DIE AUFGABE: Stelle sämtliche Zeilen der folgenden Einträge als JSON-Liste von Strings dar, mit einem String pro Zeile und ohne Leerzeilen.

Einträge mit beschrifteten Boxen:
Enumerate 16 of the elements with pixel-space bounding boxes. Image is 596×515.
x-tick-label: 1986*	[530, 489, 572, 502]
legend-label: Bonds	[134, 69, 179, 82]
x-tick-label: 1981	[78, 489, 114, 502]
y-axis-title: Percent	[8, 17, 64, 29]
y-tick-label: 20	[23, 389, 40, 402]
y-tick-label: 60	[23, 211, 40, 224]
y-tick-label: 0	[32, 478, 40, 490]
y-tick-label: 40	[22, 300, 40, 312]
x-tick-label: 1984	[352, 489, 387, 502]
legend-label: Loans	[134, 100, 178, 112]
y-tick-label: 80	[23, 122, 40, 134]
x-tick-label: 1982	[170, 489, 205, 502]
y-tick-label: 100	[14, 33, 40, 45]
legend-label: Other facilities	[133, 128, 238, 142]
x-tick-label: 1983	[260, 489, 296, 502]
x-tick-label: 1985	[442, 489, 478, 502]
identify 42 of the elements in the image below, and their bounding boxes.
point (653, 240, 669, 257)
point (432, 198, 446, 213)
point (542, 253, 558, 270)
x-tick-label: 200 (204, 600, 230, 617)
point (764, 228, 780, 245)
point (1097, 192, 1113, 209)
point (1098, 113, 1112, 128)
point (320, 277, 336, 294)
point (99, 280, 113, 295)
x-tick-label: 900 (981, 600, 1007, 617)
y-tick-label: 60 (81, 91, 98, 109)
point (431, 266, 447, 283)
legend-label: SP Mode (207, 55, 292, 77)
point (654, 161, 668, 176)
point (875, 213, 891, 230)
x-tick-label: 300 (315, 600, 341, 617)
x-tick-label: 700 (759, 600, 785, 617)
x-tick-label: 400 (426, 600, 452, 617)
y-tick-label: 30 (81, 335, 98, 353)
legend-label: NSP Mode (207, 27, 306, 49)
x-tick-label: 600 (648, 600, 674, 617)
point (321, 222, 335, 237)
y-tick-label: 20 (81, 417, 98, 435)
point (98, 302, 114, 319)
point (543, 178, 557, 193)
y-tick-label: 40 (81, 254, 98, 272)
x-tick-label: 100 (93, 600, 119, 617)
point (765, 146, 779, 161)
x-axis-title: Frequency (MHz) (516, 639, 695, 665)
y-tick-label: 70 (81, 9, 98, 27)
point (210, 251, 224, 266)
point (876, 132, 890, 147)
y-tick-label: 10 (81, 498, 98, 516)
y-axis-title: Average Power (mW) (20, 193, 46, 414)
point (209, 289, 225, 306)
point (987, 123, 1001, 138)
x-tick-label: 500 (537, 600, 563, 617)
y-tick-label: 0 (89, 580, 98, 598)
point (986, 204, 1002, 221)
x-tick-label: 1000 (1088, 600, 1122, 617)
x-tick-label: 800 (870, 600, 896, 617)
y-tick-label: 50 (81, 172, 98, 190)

ERGEBNIS DER AUFGABE:
[
  "Enumerate 16 of the elements with pixel-space bounding boxes. Image is 596×515.",
  "x-tick-label: 1986*\t[530, 489, 572, 502]",
  "legend-label: Bonds\t[134, 69, 179, 82]",
  "x-tick-label: 1981\t[78, 489, 114, 502]",
  "y-axis-title: Percent\t[8, 17, 64, 29]",
  "y-tick-label: 20\t[23, 389, 40, 402]",
  "y-tick-label: 60\t[23, 211, 40, 224]",
  "y-tick-label: 0\t[32, 478, 40, 490]",
  "y-tick-label: 40\t[22, 300, 40, 312]",
  "x-tick-label: 1984\t[352, 489, 387, 502]",
  "legend-label: Loans\t[134, 100, 178, 112]",
  "y-tick-label: 80\t[23, 122, 40, 134]",
  "x-tick-label: 1982\t[170, 489, 205, 502]",
  "y-tick-label: 100\t[14, 33, 40, 45]",
  "legend-label: Other facilities\t[133, 128, 238, 142]",
  "x-tick-label: 1983\t[260, 489, 296, 502]",
  "x-tick-label: 1985\t[442, 489, 478, 502]",
  "identify 42 of the elements in the image below, and their bounding boxes.",
  "point (653, 240, 669, 257)",
  "point (432, 198, 446, 213)",
  "point (542, 253, 558, 270)",
  "x-tick-label: 200 (204, 600, 230, 617)",
  "point (764, 228, 780, 245)",
  "point (1097, 192, 1113, 209)",
  "point (1098, 113, 1112, 128)",
  "point (320, 277, 336, 294)",
  "point (99, 280, 113, 295)",
  "x-tick-label: 900 (981, 600, 1007, 617)",
  "y-tick-label: 60 (81, 91, 98, 109)",
  "point (431, 266, 447, 283)",
  "legend-label: SP Mode (207, 55, 292, 77)",
  "point (654, 161, 668, 176)",
  "point (875, 213, 891, 230)",
  "x-tick-label: 300 (315, 600, 341, 617)",
  "x-tick-label: 700 (759, 600, 785, 617)",
  "x-tick-label: 400 (426, 600, 452, 617)",
  "y-tick-label: 30 (81, 335, 98, 353)",
  "legend-label: NSP Mode (207, 27, 306, 49)",
  "x-tick-label: 600 (648, 600, 674, 617)",
  "point (321, 222, 335, 237)",
  "y-tick-label: 20 (81, 417, 98, 435)",
  "point (98, 302, 114, 319)",
  "point (543, 178, 557, 193)",
  "y-tick-label: 40 (81, 254, 98, 272)",
  "x-tick-label: 100 (93, 600, 119, 617)",
  "point (765, 146, 779, 161)",
  "x-axis-title: Frequency (MHz) (516, 639, 695, 665)",
  "y-tick-label: 70 (81, 9, 98, 27)",
  "point (210, 251, 224, 266)",
  "point (876, 132, 890, 147)",
  "y-tick-label: 10 (81, 498, 98, 516)",
  "y-axis-title: Average Power (mW) (20, 193, 46, 414)",
  "point (209, 289, 225, 306)",
  "point (987, 123, 1001, 138)",
  "x-tick-label: 500 (537, 600, 563, 617)",
  "y-tick-label: 0 (89, 580, 98, 598)",
  "point (986, 204, 1002, 221)",
  "x-tick-label: 1000 (1088, 600, 1122, 617)",
  "x-tick-label: 800 (870, 600, 896, 617)",
  "y-tick-label: 50 (81, 172, 98, 190)"
]